Recorded data
----------
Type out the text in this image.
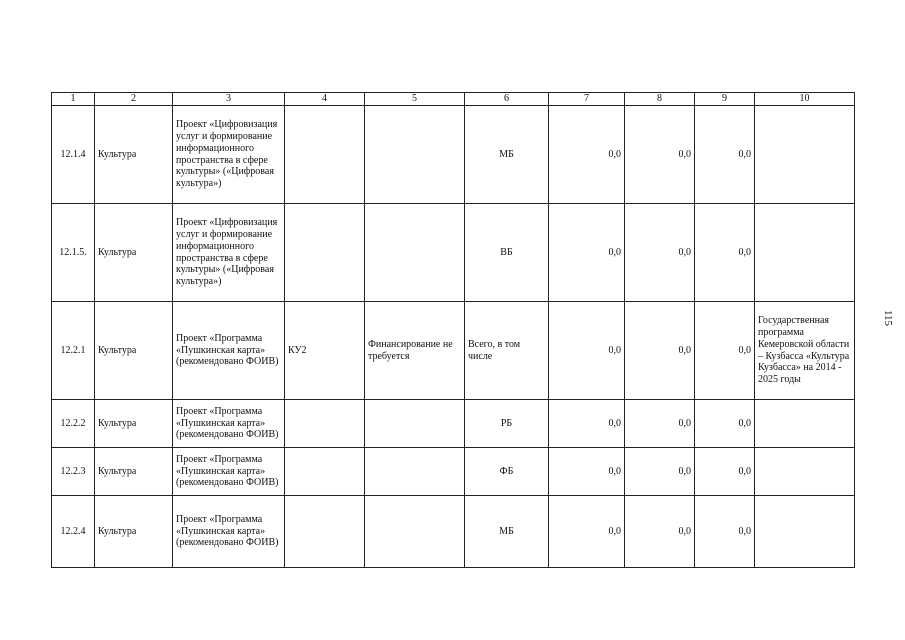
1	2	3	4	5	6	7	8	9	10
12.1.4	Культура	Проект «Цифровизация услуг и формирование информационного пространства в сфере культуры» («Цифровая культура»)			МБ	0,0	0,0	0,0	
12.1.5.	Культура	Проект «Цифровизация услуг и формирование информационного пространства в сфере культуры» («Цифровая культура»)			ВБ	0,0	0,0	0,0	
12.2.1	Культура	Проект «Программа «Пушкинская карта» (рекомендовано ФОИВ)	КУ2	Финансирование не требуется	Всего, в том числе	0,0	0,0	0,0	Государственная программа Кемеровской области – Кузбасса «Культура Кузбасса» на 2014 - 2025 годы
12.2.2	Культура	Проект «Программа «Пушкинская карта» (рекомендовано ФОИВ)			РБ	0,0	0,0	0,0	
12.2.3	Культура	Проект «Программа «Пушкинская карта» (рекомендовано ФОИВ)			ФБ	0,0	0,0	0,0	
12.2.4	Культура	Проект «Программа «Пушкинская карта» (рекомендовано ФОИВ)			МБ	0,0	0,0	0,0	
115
----------
What is required —
Gather up every line in the data above that contains the word "ФОИВ", copying each one.

Task result —
12.2.1	Культура	Проект «Программа «Пушкинская карта» (рекомендовано ФОИВ)	КУ2	Финансирование не требуется	Всего, в том числе	0,0	0,0	0,0	Государственная программа Кемеровской области – Кузбасса «Культура Кузбасса» на 2014 - 2025 годы
12.2.2	Культура	Проект «Программа «Пушкинская карта» (рекомендовано ФОИВ)			РБ	0,0	0,0	0,0	
12.2.3	Культура	Проект «Программа «Пушкинская карта» (рекомендовано ФОИВ)			ФБ	0,0	0,0	0,0	
12.2.4	Культура	Проект «Программа «Пушкинская карта» (рекомендовано ФОИВ)			МБ	0,0	0,0	0,0	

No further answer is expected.